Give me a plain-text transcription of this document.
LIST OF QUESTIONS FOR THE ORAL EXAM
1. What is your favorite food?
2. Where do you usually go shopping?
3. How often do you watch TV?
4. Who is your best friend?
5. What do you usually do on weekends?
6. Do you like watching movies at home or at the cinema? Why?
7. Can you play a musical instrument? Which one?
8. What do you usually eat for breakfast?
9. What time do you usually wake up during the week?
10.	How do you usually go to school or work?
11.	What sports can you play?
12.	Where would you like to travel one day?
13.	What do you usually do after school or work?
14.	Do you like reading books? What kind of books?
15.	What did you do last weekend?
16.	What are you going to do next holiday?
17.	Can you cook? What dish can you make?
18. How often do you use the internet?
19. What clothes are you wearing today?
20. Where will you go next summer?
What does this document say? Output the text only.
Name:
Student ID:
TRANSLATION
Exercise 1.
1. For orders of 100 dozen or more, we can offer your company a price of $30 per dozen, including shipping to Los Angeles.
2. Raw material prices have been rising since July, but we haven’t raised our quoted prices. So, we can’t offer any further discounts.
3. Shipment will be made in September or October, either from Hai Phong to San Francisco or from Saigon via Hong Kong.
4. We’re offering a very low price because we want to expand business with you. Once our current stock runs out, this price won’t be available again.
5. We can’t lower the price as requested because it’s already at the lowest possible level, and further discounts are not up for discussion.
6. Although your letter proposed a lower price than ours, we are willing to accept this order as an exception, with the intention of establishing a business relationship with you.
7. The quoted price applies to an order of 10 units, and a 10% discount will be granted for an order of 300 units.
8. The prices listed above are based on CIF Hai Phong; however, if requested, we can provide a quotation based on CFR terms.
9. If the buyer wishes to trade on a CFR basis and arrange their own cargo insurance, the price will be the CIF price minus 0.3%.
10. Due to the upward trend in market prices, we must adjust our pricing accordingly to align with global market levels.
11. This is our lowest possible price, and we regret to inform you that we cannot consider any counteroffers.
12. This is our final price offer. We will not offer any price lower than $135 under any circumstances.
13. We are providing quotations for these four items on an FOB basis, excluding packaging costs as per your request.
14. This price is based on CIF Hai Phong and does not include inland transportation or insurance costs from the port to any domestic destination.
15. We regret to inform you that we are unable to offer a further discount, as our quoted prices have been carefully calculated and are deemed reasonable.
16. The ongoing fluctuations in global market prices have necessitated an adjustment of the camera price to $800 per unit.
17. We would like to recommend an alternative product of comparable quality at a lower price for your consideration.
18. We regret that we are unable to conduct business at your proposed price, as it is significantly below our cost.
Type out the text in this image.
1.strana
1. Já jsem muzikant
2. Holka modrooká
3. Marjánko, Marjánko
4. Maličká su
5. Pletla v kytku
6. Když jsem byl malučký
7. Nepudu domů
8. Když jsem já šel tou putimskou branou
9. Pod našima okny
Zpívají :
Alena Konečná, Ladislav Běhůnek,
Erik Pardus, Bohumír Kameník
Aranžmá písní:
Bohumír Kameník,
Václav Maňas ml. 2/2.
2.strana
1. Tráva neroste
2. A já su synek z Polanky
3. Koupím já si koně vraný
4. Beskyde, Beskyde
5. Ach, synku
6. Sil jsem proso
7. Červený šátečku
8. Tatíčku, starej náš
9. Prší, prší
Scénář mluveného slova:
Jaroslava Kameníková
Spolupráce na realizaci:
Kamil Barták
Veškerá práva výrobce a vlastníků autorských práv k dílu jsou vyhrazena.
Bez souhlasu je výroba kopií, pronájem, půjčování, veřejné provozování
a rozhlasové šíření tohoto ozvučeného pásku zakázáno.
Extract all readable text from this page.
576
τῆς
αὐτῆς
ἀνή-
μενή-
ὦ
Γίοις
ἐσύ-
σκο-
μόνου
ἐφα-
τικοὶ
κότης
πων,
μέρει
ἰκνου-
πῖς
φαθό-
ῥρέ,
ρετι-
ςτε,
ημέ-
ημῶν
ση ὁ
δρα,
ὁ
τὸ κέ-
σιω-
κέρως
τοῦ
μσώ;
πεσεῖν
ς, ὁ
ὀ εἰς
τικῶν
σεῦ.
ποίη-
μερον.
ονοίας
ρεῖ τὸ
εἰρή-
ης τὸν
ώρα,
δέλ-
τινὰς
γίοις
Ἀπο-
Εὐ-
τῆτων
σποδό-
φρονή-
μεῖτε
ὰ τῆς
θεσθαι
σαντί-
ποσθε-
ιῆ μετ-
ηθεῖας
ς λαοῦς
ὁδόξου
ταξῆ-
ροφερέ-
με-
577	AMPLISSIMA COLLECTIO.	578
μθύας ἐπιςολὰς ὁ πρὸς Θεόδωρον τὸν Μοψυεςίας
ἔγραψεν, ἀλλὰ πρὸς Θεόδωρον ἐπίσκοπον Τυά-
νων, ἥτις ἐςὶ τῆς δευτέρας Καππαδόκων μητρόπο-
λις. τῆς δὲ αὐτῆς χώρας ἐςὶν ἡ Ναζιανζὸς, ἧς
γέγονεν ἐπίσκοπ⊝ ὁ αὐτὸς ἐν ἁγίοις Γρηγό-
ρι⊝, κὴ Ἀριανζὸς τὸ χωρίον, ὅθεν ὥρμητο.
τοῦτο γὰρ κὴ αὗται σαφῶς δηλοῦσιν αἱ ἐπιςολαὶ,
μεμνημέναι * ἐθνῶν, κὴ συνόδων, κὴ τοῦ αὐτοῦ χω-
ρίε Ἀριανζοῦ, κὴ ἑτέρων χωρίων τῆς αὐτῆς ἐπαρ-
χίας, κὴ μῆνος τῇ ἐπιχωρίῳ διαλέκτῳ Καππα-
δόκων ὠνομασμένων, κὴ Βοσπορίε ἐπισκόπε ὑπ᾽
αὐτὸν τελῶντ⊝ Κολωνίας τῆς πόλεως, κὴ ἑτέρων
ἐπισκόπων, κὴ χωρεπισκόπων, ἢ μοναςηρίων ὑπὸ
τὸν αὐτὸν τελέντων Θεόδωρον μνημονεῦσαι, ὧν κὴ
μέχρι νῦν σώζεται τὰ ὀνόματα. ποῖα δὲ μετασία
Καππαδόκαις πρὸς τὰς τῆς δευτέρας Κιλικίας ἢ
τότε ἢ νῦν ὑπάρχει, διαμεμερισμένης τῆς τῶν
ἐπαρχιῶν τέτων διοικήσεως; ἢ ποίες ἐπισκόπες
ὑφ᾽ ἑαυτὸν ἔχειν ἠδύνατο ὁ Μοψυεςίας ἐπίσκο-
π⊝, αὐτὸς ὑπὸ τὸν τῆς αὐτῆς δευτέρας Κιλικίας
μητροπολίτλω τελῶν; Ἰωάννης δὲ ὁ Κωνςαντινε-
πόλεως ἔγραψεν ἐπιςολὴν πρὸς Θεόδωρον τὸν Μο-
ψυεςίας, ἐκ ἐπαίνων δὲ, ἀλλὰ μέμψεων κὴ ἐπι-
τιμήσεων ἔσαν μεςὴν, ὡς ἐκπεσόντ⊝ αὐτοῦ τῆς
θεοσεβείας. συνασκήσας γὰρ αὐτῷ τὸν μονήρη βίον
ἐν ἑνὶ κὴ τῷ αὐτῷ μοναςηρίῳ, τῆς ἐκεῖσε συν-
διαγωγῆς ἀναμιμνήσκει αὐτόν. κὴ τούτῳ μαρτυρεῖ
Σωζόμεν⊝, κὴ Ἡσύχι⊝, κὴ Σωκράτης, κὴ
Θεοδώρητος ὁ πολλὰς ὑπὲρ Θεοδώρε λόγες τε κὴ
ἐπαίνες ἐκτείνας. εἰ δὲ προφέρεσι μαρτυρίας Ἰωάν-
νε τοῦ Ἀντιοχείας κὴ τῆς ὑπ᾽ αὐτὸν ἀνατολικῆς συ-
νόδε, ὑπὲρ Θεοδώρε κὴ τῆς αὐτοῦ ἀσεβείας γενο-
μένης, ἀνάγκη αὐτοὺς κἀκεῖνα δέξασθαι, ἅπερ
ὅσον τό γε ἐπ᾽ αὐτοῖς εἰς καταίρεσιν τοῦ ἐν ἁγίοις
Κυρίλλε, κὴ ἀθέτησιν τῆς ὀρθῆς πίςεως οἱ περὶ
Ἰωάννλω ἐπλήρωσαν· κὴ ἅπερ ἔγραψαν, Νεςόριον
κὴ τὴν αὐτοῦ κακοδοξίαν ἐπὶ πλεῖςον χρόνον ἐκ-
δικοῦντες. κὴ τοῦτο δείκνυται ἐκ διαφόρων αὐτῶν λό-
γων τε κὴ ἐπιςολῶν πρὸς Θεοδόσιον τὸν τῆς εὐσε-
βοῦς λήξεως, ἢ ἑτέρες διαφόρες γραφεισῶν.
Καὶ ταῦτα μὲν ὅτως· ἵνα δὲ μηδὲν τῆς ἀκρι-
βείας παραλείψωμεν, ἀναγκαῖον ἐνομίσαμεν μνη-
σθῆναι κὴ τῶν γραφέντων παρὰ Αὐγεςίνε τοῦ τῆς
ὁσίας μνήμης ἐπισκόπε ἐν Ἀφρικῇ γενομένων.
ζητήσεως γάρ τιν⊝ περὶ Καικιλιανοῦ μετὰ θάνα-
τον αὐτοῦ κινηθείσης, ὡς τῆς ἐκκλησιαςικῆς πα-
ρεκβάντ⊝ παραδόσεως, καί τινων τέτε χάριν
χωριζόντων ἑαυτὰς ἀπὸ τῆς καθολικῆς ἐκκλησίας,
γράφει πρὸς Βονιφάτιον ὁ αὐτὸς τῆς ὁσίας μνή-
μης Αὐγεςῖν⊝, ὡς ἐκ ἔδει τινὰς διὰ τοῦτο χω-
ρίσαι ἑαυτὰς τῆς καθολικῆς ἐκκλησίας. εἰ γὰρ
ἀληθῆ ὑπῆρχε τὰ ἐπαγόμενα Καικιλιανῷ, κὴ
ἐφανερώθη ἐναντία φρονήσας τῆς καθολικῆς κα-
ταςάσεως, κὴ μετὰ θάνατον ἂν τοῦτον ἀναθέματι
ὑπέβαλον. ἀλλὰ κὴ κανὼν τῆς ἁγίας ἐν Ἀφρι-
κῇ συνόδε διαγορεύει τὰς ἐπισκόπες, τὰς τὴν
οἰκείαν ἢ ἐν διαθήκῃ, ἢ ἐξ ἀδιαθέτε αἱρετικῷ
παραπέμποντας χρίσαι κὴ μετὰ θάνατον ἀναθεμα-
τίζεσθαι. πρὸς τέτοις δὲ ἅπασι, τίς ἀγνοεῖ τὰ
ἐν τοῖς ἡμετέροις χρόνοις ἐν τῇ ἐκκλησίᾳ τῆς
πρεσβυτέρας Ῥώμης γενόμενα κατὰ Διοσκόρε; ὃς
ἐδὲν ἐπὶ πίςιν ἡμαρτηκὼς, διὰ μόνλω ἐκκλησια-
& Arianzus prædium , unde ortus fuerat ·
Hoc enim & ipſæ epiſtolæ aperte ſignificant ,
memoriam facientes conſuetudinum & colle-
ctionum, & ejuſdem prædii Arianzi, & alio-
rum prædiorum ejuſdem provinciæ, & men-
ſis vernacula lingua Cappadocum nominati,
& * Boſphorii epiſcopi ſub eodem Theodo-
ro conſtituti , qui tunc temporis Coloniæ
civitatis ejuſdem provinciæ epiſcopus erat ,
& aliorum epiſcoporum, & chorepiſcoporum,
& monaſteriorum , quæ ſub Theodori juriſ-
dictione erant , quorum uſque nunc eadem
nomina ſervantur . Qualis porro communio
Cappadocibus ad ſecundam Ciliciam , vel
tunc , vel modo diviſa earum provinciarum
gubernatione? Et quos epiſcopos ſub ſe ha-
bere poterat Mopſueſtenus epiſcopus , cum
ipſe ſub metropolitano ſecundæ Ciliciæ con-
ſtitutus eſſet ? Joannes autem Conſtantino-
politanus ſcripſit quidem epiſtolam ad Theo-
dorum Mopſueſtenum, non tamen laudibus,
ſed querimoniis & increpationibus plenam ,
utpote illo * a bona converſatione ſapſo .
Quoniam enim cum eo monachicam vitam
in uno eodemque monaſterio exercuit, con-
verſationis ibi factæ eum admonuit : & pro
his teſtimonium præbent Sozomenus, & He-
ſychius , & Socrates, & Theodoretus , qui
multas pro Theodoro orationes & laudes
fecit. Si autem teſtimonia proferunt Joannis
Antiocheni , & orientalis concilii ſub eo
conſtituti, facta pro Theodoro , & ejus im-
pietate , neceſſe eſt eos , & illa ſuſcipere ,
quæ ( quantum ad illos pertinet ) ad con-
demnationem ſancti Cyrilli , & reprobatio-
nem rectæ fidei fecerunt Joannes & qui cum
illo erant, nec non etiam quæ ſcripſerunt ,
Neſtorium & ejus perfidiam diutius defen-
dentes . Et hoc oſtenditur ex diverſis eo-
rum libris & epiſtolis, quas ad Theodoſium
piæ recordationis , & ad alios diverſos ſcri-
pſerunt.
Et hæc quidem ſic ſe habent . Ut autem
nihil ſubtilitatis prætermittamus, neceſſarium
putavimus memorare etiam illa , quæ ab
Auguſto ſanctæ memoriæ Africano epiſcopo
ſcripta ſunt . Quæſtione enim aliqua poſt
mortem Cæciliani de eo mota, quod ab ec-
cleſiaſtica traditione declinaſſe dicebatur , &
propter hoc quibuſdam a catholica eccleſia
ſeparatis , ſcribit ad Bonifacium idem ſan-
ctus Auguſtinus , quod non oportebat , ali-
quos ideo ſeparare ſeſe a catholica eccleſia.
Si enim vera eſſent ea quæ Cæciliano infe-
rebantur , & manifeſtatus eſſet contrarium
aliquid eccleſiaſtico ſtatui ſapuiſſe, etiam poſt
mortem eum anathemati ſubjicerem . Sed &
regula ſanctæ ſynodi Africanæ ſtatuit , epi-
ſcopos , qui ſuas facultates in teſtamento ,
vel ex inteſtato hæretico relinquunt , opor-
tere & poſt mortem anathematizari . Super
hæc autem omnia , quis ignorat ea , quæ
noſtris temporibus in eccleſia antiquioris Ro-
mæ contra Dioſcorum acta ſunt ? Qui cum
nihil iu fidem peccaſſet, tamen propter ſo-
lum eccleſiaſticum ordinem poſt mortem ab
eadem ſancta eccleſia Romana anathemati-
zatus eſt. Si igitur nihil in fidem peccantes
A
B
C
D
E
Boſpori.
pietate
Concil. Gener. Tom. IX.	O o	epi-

※ ※ ※

* **DIRECTION**
Where a line holds "ſanctæ", copy that line.

* **COMPLETE RESPONSE**
Auguſto ſanctæ memoriæ Africano epiſcopo
regula ſanctæ ſynodi Africanæ ſtatuit , epi-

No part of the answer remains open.